● **INSTRUCTIONS FOR THE TASK**: Pick out each line containing the string "name".

Entries from a visual dataset
[Begin]

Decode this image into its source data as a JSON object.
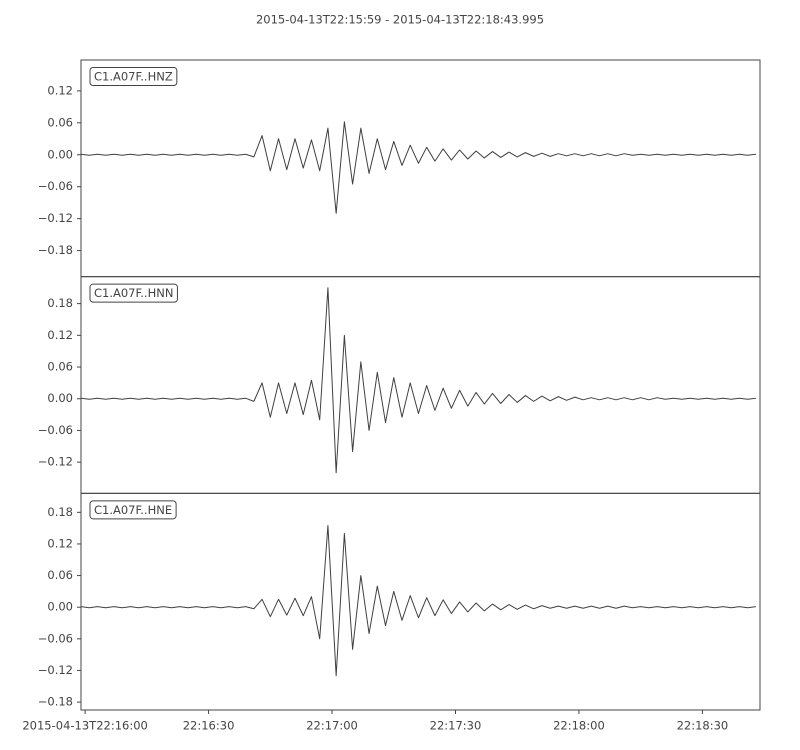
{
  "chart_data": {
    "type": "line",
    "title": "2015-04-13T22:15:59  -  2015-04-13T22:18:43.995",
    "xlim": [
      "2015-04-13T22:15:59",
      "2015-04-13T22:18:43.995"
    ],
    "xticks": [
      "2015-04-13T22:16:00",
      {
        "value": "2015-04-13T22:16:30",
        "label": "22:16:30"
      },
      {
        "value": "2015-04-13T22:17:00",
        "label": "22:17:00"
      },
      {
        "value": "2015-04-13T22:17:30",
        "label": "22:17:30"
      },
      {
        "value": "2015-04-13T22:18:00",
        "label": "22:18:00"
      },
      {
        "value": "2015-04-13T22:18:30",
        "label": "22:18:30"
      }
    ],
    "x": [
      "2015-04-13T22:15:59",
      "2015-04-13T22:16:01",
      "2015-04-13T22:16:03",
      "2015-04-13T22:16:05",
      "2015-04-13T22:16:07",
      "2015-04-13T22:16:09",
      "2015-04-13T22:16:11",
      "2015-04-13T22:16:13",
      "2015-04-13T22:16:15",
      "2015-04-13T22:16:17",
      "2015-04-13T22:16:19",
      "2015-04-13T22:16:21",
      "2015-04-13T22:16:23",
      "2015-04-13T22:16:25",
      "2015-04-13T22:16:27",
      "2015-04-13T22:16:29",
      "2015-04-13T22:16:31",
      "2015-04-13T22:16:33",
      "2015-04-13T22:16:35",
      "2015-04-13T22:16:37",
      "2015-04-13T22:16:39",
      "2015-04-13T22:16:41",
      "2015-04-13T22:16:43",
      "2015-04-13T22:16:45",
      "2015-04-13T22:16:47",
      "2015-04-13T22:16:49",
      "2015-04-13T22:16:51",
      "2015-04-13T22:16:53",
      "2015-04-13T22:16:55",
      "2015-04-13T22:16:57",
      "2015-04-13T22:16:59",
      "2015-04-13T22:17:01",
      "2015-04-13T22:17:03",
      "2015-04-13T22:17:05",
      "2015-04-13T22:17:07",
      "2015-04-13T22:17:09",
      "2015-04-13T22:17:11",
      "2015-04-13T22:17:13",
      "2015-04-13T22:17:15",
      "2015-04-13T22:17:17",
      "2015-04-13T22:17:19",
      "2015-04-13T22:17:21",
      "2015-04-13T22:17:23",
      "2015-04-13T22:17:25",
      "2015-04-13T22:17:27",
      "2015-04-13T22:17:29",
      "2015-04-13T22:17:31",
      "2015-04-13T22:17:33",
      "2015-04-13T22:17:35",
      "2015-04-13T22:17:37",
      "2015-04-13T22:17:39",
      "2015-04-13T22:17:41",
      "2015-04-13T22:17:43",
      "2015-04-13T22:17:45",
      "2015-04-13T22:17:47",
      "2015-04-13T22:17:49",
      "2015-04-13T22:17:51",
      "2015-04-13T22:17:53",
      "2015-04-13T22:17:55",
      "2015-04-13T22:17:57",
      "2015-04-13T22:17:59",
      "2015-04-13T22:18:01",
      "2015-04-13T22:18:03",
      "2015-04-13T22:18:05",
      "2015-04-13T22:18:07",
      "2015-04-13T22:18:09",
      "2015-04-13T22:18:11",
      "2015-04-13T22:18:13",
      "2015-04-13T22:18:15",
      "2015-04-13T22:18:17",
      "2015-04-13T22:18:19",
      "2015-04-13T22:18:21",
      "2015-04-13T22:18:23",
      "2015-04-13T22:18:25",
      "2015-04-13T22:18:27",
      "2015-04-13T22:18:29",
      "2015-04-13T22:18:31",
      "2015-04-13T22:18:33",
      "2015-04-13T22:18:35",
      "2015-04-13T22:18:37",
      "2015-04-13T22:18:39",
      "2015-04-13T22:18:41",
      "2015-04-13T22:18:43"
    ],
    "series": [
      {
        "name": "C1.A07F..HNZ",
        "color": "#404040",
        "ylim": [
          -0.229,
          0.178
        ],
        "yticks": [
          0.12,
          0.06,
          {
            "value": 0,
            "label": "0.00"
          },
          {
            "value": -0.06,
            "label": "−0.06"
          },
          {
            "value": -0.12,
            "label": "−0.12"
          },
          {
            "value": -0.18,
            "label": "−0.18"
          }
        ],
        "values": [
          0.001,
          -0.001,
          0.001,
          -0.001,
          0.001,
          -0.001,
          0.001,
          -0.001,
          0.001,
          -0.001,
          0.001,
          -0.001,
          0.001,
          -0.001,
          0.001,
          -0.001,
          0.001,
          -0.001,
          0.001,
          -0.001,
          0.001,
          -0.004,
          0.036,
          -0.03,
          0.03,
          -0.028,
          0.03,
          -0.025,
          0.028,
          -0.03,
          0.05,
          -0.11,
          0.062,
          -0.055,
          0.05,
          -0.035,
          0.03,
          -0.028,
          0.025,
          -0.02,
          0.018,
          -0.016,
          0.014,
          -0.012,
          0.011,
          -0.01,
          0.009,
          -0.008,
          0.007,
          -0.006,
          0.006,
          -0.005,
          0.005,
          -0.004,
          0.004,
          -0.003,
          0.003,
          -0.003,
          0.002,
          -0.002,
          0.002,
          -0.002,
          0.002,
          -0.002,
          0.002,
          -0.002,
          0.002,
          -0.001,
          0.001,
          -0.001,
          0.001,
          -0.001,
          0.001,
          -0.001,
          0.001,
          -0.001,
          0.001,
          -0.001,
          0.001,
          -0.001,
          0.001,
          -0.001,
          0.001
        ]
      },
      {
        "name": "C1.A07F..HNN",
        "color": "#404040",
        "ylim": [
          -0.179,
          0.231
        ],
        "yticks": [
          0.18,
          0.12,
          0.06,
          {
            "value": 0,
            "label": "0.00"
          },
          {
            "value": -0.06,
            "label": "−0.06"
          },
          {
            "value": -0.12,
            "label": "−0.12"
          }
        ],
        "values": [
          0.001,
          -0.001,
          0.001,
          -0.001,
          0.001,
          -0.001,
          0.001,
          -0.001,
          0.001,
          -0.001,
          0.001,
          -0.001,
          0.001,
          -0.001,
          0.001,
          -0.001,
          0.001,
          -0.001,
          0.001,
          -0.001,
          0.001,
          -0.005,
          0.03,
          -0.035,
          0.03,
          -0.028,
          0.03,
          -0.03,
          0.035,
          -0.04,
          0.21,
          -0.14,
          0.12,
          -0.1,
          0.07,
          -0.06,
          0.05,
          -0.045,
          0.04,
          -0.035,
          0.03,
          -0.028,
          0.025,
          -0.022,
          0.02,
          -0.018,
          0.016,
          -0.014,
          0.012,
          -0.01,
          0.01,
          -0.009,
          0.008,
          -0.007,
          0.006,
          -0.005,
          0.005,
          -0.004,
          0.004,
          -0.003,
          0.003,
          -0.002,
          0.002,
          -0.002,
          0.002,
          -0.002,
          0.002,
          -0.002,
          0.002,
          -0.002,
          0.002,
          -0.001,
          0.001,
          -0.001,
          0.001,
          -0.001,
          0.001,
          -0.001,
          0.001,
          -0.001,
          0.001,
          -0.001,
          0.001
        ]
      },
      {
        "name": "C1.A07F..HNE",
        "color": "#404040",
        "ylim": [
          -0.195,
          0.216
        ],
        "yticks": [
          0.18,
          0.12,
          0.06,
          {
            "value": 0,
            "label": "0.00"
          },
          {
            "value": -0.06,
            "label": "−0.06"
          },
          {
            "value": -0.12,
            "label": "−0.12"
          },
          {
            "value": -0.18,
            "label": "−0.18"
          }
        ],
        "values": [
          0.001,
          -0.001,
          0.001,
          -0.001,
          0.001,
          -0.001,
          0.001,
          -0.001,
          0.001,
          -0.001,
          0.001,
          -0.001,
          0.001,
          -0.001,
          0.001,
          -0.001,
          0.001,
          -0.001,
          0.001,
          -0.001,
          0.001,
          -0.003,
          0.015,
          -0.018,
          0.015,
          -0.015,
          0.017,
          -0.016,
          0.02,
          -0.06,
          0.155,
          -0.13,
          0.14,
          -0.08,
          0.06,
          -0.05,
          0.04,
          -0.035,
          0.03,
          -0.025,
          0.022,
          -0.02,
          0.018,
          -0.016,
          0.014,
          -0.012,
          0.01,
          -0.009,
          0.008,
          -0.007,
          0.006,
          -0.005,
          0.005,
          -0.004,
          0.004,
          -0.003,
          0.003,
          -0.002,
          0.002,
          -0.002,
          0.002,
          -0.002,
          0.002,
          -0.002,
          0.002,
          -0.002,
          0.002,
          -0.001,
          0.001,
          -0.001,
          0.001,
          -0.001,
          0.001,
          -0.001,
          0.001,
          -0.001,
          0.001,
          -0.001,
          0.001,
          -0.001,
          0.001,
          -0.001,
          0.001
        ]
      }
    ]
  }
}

[End]

● **RESULT FOR THIS EXERCISE**:
        "name": "C1.A07F..HNZ",
        "name": "C1.A07F..HNN",
        "name": "C1.A07F..HNE",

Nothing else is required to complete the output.